— begin Records shown —

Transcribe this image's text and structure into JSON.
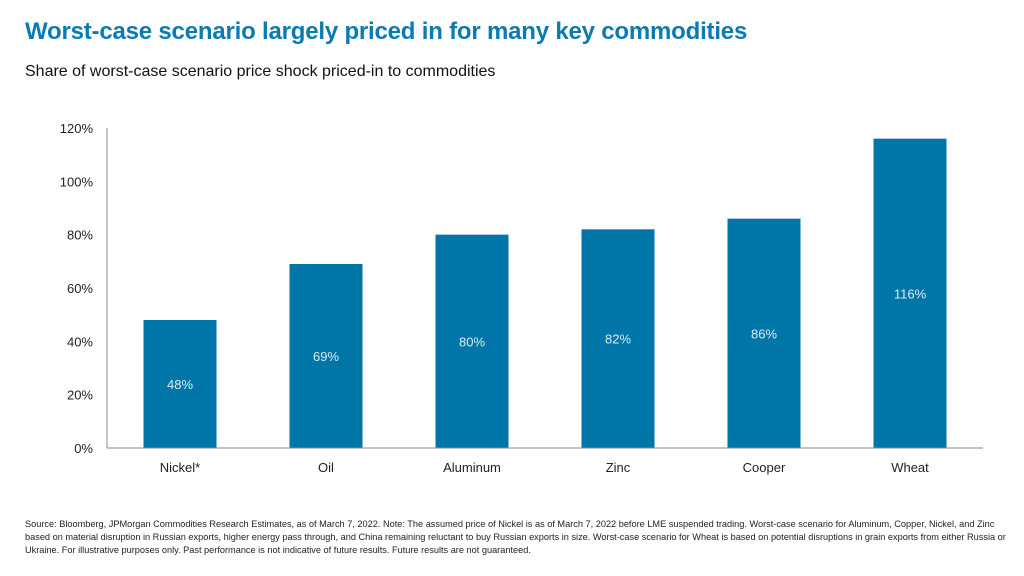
{
  "title": "Worst-case scenario largely priced in for many key commodities",
  "subtitle": "Share of worst-case scenario price shock priced-in to commodities",
  "footnote": "Source: Bloomberg, JPMorgan Commodities Research Estimates, as of March 7, 2022. Note: The assumed price of Nickel is as of March 7, 2022 before LME suspended trading. Worst-case scenario for Aluminum, Copper, Nickel, and Zinc based on material disruption in Russian exports, higher energy pass through, and China remaining reluctant to buy Russian exports in size. Worst-case scenario for Wheat is based on potential disruptions in grain exports from either Russia or Ukraine.  For illustrative purposes only. Past performance is not indicative of future results. Future results are not guaranteed.",
  "chart_data": {
    "type": "bar",
    "categories": [
      "Nickel*",
      "Oil",
      "Aluminum",
      "Zinc",
      "Cooper",
      "Wheat"
    ],
    "values": [
      48,
      69,
      80,
      82,
      86,
      116
    ],
    "data_labels": [
      "48%",
      "69%",
      "80%",
      "82%",
      "86%",
      "116%"
    ],
    "ylim": [
      0,
      120
    ],
    "yticks": [
      0,
      20,
      40,
      60,
      80,
      100,
      120
    ],
    "ytick_labels": [
      "0%",
      "20%",
      "40%",
      "60%",
      "80%",
      "100%",
      "120%"
    ],
    "grid": false,
    "legend": "none",
    "bar_color": "#0076a8",
    "label_color": "#d9ecf5"
  }
}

— end Records shown —

Short task —
State the count of lines above containing the string "priced", and add nothing to it.

Right answer —
2